• **What you are asked to do**: Could you filter the records below down to the lines that include the word "label"?

(Information provided)

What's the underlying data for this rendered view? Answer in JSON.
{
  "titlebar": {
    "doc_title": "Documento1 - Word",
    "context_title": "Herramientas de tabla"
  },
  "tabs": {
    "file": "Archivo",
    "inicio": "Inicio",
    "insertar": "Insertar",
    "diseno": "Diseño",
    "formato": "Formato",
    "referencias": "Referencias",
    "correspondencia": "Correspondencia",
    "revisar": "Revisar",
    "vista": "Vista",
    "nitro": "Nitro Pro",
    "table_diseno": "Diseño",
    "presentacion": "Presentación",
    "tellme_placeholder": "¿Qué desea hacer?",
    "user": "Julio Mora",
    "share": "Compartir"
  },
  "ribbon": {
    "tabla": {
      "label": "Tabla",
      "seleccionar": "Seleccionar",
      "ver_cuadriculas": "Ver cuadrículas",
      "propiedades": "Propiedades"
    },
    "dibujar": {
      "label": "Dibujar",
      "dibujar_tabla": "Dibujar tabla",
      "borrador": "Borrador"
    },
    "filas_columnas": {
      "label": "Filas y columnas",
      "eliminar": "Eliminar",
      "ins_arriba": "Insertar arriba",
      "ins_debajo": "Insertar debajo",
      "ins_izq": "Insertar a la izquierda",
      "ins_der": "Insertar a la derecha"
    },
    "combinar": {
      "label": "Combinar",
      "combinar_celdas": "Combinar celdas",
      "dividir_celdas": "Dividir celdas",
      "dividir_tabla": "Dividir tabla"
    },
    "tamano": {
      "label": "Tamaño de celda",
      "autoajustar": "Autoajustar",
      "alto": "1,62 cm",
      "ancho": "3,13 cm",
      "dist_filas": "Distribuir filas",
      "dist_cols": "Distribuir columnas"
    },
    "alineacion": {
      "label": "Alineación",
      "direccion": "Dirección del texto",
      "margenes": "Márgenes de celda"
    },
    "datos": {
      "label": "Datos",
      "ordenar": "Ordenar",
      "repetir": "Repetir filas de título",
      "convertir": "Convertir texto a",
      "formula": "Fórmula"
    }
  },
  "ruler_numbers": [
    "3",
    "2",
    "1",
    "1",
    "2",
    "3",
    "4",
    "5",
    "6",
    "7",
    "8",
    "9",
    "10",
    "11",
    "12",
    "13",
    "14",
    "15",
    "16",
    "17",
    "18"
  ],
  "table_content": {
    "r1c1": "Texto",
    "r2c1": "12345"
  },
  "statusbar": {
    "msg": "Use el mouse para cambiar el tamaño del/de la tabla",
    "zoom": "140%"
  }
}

(End Information provided)

• **Written response**:
      "label": "Tabla",
      "label": "Dibujar",
      "label": "Filas y columnas",
      "label": "Combinar",
      "label": "Tamaño de celda",
      "label": "Alineación",
      "label": "Datos",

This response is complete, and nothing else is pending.